*STORED RECORDS*.
______________________________

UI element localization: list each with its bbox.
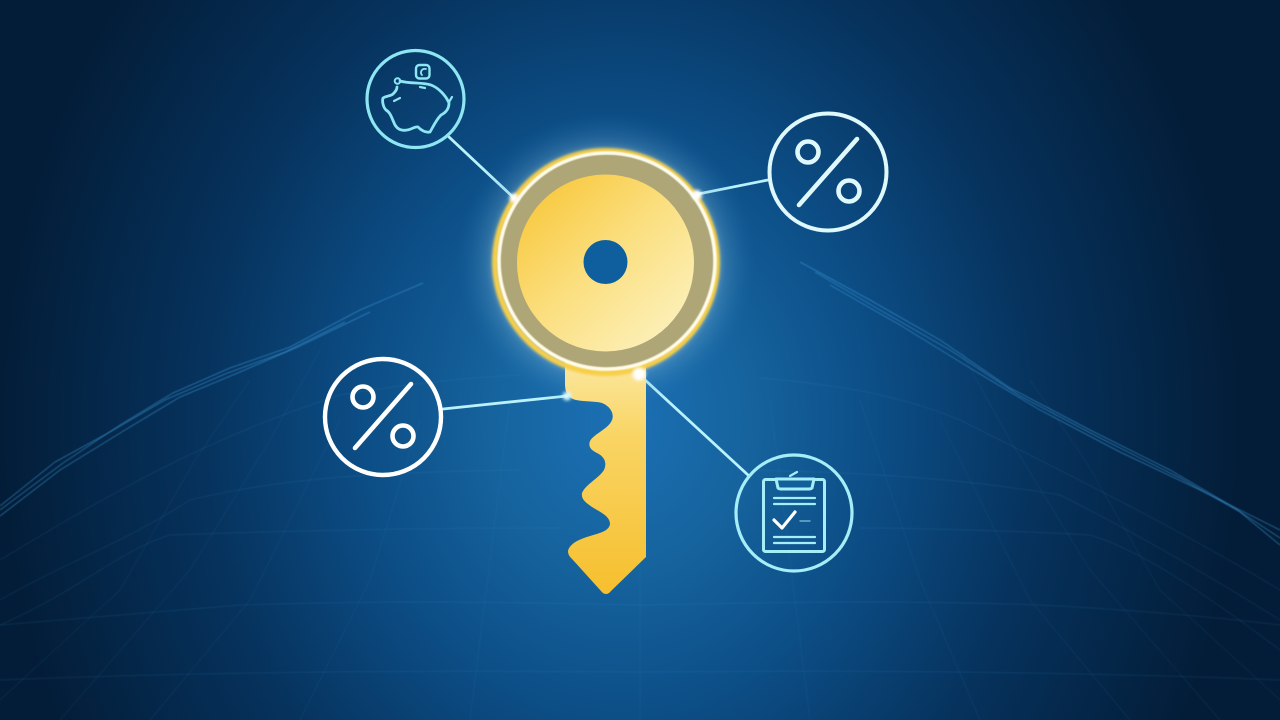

______________________________

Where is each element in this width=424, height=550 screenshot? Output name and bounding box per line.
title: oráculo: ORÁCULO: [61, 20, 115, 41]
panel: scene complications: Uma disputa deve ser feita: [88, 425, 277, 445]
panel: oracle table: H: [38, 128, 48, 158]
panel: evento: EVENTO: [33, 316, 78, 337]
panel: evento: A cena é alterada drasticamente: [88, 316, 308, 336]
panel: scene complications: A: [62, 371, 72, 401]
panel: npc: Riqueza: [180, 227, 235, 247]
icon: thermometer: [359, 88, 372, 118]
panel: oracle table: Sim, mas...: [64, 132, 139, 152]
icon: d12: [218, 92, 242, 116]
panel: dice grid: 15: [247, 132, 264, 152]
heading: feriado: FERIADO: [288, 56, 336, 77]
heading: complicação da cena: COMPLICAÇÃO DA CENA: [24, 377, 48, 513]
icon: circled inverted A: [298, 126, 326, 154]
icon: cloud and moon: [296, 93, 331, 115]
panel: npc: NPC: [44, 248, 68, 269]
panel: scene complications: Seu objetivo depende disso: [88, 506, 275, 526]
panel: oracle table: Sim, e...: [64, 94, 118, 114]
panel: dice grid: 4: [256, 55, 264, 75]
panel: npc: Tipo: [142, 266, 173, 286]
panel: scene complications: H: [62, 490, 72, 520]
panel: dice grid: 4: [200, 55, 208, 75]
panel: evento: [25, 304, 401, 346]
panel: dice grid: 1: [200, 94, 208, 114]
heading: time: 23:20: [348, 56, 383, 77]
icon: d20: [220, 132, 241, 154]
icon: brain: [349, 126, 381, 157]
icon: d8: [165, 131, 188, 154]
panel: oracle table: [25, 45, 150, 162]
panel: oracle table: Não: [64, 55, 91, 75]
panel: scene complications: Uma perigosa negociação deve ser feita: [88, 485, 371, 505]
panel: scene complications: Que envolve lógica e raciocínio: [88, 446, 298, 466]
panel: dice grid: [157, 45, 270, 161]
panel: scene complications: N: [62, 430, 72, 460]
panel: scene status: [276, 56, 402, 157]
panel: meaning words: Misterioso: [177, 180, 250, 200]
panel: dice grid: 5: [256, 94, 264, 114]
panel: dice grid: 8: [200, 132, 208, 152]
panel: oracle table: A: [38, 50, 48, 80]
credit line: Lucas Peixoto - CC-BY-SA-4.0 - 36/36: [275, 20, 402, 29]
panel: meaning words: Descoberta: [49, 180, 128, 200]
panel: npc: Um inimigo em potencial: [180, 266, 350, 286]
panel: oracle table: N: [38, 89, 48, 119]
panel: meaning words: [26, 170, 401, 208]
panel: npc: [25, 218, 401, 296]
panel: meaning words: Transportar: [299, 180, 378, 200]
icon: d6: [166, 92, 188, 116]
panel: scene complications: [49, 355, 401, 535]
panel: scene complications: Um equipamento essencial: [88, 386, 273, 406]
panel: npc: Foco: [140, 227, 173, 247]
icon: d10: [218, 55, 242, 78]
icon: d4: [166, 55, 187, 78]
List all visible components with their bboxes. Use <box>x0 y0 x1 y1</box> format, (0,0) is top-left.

______________________________

*EXERCISE TASK*.
Can you return everything in the records from the line containing "Where is each" down to the line containing "icon: thermometer: [359, 88, 372, 118]", with both of those lines included and every line copied unchanged?

*TASK OUTPUT*.
Where is each element in this width=424, height=550 screenshot? Output name and bounding box per line.
title: oráculo: ORÁCULO: [61, 20, 115, 41]
panel: scene complications: Uma disputa deve ser feita: [88, 425, 277, 445]
panel: oracle table: H: [38, 128, 48, 158]
panel: evento: EVENTO: [33, 316, 78, 337]
panel: evento: A cena é alterada drasticamente: [88, 316, 308, 336]
panel: scene complications: A: [62, 371, 72, 401]
panel: npc: Riqueza: [180, 227, 235, 247]
icon: thermometer: [359, 88, 372, 118]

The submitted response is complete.